(Dataset rows about figures)
__________

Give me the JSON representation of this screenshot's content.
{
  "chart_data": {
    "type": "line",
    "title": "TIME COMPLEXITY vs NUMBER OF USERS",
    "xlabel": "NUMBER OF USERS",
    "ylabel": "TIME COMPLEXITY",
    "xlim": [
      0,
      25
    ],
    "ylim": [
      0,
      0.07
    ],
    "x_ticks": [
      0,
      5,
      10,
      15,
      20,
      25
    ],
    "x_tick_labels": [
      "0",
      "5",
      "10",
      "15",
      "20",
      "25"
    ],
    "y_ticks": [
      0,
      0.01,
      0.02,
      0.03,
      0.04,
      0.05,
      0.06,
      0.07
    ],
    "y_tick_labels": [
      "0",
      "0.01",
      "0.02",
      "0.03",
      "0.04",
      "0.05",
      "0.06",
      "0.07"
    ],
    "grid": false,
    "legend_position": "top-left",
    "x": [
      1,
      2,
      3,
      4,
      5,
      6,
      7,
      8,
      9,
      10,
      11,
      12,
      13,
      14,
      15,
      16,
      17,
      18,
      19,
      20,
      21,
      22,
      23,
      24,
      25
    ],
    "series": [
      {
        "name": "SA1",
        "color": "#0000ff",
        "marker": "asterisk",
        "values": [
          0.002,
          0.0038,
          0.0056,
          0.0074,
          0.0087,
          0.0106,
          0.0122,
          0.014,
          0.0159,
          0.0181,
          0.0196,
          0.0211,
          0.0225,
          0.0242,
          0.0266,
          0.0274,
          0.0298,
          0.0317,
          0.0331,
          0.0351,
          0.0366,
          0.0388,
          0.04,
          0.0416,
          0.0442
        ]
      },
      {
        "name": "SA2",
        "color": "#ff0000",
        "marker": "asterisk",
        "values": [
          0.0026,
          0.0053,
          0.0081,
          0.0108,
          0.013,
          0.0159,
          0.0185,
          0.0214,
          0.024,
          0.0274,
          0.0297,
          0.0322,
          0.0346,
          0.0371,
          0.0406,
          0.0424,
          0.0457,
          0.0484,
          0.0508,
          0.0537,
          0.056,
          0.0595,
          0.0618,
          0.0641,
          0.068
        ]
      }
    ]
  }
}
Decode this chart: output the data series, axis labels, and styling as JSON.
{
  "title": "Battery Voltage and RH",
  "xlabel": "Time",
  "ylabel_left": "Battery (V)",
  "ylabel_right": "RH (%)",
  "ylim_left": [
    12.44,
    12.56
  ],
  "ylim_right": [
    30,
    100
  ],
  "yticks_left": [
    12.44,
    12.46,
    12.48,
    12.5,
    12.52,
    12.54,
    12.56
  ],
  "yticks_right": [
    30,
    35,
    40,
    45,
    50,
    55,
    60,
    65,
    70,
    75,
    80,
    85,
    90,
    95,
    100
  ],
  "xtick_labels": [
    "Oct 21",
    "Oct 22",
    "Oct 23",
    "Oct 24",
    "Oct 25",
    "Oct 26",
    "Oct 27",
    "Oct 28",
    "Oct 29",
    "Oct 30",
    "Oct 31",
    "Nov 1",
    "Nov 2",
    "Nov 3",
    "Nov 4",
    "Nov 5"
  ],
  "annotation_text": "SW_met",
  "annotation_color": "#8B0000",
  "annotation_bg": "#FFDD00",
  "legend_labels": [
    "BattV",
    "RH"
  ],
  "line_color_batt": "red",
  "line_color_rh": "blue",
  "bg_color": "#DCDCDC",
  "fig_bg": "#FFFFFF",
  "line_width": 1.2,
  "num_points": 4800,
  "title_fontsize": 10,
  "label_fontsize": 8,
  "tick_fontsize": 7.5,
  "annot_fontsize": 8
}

__________

TASK INSTRUCTIONS: From the line containing "Decode this chart: output" to the last line of the material, please quote every line exactly and only those.

ANSWER TO THIS EXERCISE:
Decode this chart: output the data series, axis labels, and styling as JSON.
{
  "title": "Battery Voltage and RH",
  "xlabel": "Time",
  "ylabel_left": "Battery (V)",
  "ylabel_right": "RH (%)",
  "ylim_left": [
    12.44,
    12.56
  ],
  "ylim_right": [
    30,
    100
  ],
  "yticks_left": [
    12.44,
    12.46,
    12.48,
    12.5,
    12.52,
    12.54,
    12.56
  ],
  "yticks_right": [
    30,
    35,
    40,
    45,
    50,
    55,
    60,
    65,
    70,
    75,
    80,
    85,
    90,
    95,
    100
  ],
  "xtick_labels": [
    "Oct 21",
    "Oct 22",
    "Oct 23",
    "Oct 24",
    "Oct 25",
    "Oct 26",
    "Oct 27",
    "Oct 28",
    "Oct 29",
    "Oct 30",
    "Oct 31",
    "Nov 1",
    "Nov 2",
    "Nov 3",
    "Nov 4",
    "Nov 5"
  ],
  "annotation_text": "SW_met",
  "annotation_color": "#8B0000",
  "annotation_bg": "#FFDD00",
  "legend_labels": [
    "BattV",
    "RH"
  ],
  "line_color_batt": "red",
  "line_color_rh": "blue",
  "bg_color": "#DCDCDC",
  "fig_bg": "#FFFFFF",
  "line_width": 1.2,
  "num_points": 4800,
  "title_fontsize": 10,
  "label_fontsize": 8,
  "tick_fontsize": 7.5,
  "annot_fontsize": 8
}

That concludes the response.